# [Task to carry out]
Work out how many lines hold the string "marker". The answer is a single number, nothing more.

==*==

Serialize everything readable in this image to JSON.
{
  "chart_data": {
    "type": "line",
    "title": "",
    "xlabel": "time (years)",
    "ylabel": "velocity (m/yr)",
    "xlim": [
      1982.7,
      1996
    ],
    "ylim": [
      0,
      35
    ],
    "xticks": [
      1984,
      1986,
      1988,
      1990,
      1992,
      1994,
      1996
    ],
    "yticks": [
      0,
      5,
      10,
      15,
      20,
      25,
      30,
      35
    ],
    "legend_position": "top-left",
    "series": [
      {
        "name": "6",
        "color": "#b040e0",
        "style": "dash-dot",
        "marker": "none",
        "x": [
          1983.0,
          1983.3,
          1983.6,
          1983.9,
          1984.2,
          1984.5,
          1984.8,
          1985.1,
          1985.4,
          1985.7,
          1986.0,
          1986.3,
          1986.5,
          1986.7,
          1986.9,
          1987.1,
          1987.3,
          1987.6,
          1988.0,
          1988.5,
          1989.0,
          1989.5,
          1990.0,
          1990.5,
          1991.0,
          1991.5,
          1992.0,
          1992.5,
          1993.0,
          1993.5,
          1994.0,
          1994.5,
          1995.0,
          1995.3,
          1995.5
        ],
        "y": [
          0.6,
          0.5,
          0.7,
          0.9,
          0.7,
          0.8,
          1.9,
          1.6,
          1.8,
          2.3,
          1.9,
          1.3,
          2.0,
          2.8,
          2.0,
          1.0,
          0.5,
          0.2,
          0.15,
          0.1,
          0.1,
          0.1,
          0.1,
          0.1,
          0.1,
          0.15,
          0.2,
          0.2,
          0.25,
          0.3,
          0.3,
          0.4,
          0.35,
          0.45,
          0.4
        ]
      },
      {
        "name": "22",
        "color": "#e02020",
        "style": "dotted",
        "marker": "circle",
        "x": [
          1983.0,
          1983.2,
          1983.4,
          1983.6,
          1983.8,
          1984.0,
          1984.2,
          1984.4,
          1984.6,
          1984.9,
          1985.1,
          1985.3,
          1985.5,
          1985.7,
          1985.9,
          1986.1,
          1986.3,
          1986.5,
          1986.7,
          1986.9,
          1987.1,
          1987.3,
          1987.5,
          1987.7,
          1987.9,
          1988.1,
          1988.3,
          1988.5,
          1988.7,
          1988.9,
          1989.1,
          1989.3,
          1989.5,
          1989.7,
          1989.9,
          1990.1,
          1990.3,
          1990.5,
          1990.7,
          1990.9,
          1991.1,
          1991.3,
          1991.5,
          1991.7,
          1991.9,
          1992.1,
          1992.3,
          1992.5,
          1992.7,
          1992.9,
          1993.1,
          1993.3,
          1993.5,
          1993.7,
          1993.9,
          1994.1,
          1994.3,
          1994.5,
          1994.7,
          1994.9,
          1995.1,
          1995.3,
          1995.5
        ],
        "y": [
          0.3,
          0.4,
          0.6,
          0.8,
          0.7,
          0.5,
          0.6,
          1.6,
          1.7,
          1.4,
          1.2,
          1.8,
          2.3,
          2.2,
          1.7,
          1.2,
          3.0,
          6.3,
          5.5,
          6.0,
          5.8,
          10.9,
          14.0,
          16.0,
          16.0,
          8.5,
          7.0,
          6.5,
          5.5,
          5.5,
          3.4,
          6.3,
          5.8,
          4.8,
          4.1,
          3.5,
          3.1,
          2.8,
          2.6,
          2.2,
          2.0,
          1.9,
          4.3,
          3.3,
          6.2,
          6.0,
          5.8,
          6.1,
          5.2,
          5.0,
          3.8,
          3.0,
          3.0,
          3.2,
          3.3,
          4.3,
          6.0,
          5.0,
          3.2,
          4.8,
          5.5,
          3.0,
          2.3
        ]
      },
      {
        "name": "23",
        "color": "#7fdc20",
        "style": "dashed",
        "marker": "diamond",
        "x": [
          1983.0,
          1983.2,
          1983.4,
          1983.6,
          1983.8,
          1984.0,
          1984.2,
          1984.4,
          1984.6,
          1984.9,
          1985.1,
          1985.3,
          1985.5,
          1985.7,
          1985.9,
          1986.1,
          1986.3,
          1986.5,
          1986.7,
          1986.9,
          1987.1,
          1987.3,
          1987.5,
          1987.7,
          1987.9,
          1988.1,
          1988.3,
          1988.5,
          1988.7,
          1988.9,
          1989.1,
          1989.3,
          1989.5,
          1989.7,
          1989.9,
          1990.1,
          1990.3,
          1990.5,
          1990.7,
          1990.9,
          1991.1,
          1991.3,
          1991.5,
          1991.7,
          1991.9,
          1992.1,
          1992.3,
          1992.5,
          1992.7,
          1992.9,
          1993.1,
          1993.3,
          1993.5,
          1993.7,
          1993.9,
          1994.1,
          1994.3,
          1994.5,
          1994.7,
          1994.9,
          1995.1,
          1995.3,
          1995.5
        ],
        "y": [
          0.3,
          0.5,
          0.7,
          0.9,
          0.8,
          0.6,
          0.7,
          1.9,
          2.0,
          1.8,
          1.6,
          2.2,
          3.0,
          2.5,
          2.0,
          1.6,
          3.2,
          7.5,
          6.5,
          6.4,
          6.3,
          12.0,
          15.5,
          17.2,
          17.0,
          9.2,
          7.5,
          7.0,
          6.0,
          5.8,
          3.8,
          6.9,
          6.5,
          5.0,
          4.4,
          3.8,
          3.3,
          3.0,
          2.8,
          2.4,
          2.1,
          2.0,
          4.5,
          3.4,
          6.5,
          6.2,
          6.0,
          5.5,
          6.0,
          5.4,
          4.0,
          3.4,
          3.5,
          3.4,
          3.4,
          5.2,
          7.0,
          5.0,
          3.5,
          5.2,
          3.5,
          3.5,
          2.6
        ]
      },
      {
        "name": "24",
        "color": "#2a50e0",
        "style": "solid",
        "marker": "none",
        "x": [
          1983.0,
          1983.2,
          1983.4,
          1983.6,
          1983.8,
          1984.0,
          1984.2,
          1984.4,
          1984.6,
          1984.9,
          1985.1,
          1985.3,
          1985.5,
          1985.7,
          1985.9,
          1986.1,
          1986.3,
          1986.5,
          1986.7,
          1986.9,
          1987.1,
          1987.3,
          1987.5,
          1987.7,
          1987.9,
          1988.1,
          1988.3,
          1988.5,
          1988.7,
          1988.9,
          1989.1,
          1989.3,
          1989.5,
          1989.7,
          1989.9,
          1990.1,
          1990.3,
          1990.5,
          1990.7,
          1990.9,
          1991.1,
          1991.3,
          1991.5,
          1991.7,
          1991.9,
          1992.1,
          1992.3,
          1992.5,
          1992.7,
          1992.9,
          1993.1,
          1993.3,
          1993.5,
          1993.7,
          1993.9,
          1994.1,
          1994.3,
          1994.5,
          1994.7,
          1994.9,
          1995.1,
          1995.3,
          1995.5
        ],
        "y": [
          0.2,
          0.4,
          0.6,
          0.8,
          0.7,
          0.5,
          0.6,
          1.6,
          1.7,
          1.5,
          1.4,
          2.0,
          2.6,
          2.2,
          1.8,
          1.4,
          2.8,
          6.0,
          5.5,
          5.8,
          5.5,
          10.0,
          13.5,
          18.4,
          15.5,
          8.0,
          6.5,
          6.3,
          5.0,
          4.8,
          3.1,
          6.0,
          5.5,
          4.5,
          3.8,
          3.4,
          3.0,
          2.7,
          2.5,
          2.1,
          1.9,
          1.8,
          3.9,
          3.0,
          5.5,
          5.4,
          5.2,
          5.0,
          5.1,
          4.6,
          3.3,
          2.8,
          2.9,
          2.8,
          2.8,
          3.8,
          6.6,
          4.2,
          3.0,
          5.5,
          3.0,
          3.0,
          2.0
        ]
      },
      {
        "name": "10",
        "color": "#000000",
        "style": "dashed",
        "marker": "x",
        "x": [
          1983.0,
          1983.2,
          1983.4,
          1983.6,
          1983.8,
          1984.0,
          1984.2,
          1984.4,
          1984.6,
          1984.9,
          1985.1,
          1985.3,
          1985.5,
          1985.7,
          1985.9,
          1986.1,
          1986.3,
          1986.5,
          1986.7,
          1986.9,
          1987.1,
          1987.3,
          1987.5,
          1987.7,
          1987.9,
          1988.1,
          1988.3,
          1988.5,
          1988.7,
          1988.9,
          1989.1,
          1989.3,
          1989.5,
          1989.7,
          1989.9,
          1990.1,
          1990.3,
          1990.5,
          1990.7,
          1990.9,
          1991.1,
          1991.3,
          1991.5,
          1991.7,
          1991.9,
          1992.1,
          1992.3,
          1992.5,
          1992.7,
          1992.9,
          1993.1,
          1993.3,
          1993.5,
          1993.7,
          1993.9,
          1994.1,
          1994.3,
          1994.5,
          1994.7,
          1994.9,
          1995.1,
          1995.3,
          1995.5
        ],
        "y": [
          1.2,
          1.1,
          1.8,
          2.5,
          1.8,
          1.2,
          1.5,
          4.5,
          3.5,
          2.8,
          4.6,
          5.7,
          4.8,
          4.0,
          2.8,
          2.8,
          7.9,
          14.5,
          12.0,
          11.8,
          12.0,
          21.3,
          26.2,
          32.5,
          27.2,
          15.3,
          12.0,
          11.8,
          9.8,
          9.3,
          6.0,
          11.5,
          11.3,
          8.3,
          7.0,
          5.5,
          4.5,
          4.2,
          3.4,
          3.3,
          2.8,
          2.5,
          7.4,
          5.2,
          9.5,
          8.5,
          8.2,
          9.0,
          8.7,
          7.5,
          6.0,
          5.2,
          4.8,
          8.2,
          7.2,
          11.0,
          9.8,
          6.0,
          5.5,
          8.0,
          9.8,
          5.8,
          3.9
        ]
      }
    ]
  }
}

==*==

# [Response below]
5